[START OF DATASET EXCERPTS]

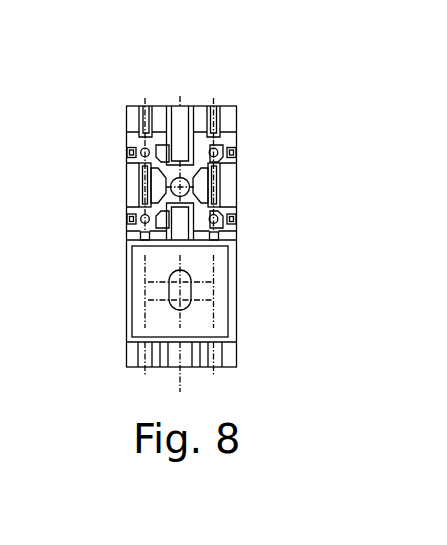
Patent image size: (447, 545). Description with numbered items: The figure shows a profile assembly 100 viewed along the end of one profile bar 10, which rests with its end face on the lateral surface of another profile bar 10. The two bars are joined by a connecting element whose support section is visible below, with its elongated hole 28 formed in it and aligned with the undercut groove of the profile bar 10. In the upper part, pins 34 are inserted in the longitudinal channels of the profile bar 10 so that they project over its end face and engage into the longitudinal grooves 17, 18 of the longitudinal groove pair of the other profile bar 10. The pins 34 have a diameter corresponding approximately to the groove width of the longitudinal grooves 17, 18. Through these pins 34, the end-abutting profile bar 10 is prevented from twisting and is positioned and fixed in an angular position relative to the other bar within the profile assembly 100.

The profile assembly 100 is at (177, 208).
The profile bar 10 is at (241, 167).
The longitudinal groove 17 is at (145, 104).
The longitudinal groove 18 is at (216, 104).
The pin 34 is at (142, 150).
The elongated hole 28 is at (185, 290).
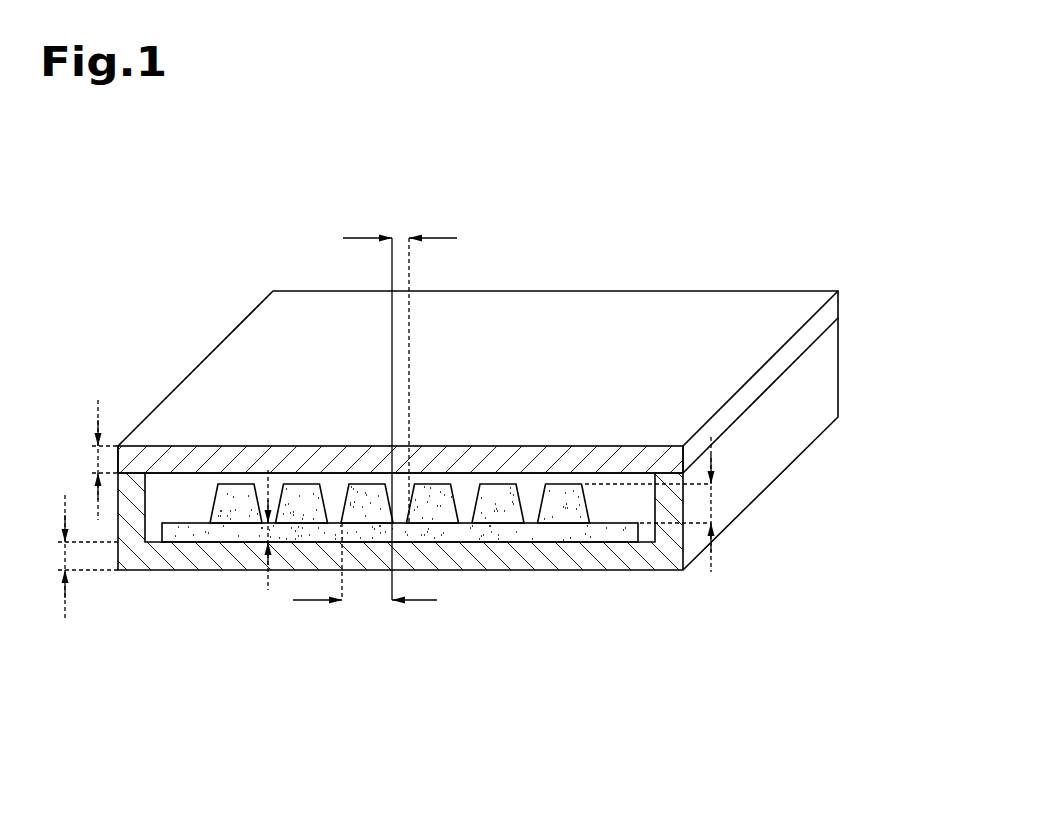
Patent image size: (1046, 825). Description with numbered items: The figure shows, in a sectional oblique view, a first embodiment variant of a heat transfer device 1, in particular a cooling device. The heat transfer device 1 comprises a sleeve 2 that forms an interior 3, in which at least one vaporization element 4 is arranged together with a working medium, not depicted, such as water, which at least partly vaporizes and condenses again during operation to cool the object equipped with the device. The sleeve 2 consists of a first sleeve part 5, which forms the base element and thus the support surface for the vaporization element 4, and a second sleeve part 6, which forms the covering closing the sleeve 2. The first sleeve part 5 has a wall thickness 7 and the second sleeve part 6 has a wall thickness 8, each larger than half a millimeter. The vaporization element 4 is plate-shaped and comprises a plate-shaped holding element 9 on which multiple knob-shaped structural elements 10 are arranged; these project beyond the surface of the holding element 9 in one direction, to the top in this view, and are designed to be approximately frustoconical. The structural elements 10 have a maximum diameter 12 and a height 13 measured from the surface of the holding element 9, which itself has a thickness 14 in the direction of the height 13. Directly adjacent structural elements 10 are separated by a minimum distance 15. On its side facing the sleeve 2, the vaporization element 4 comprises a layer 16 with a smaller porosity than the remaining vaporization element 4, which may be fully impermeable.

The heat transfer device 1 is at (806, 146).
The sleeve 2 is at (855, 290).
The interior 3 is at (195, 493).
The vaporization element 4 is at (493, 518).
The first sleeve part 5 is at (437, 557).
The second sleeve part 6 is at (572, 325).
The wall thickness 7 is at (55, 560).
The wall thickness 8 is at (89, 464).
The holding element 9 is at (555, 547).
The knob-shaped structural elements 10 is at (570, 492).
The maximum diameter 12 is at (375, 608).
The height 13 is at (722, 500).
The thickness 14 is at (263, 588).
The minimum distance 15 is at (407, 232).
The layer 16 is at (163, 545).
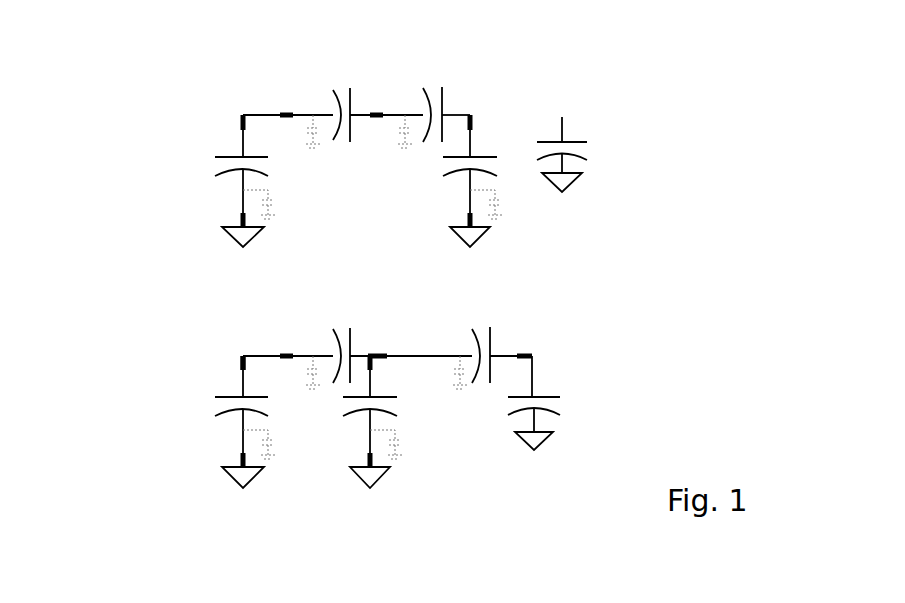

[END OF DATASET EXCERPTS]

YOUR OBJECTIVE — Render every line of the entries above as a numbered list, skipping blank lines. Leave the pictures out.

SOLUTION TO THE EXERCISE —
1. Patent image size: (447, 545). Description with numbered items: The figure shows a profile assembly 100 viewed along the end of one profile bar 10, which rests with its end face on the lateral surface of another profile bar 10. The two bars are joined by a connecting element whose support section is visible below, with its elongated hole 28 formed in it and aligned with the undercut groove of the profile bar 10. In the upper part, pins 34 are inserted in the longitudinal channels of the profile bar 10 so that they project over its end face and engage into the longitudinal grooves 17, 18 of the longitudinal groove pair of the other profile bar 10. The pins 34 have a diameter corresponding approximately to the groove width of the longitudinal grooves 17, 18. Through these pins 34, the end-abutting profile bar 10 is prevented from twisting and is positioned and fixed in an angular position relative to the other bar within the profile assembly 100.
2. The profile assembly 100 is at (177, 208).
3. The profile bar 10 is at (241, 167).
4. The longitudinal groove 17 is at (145, 104).
5. The longitudinal groove 18 is at (216, 104).
6. The pin 34 is at (142, 150).
7. The elongated hole 28 is at (185, 290).
8. Patent image size: (1046, 825). Description with numbered items: The figure shows, in a sectional oblique view, a first embodiment variant of a heat transfer device 1, in particular a cooling device. The heat transfer device 1 comprises a sleeve 2 that forms an interior 3, in which at least one vaporization element 4 is arranged together with a working medium, not depicted, such as water, which at least partly vaporizes and condenses again during operation to cool the object equipped with the device. The sleeve 2 consists of a first sleeve part 5, which forms the base element and thus the support surface for the vaporization element 4, and a second sleeve part 6, which forms the covering closing the sleeve 2. The first sleeve part 5 has a wall thickness 7 and the second sleeve part 6 has a wall thickness 8, each larger than half a millimeter. The vaporization element 4 is plate-shaped and comprises a plate-shaped holding element 9 on which multiple knob-shaped structural elements 10 are arranged; these project beyond the surface of the holding element 9 in one direction, to the top in this view, and are designed to be approximately frustoconical. The structural elements 10 have a maximum diameter 12 and a height 13 measured from the surface of the holding element 9, which itself has a thickness 14 in the direction of the height 13. Directly adjacent structural elements 10 are separated by a minimum distance 15. On its side facing the sleeve 2, the vaporization element 4 comprises a layer 16 with a smaller porosity than the remaining vaporization element 4, which may be fully impermeable.
9. The heat transfer device 1 is at (806, 146).
10. The sleeve 2 is at (855, 290).
11. The interior 3 is at (195, 493).
12. The vaporization element 4 is at (493, 518).
13. The first sleeve part 5 is at (437, 557).
14. The second sleeve part 6 is at (572, 325).
15. The wall thickness 7 is at (55, 560).
16. The wall thickness 8 is at (89, 464).
17. The holding element 9 is at (555, 547).
18. The knob-shaped structural elements 10 is at (570, 492).
19. The maximum diameter 12 is at (375, 608).
20. The height 13 is at (722, 500).
21. The thickness 14 is at (263, 588).
22. The minimum distance 15 is at (407, 232).
23. The layer 16 is at (163, 545).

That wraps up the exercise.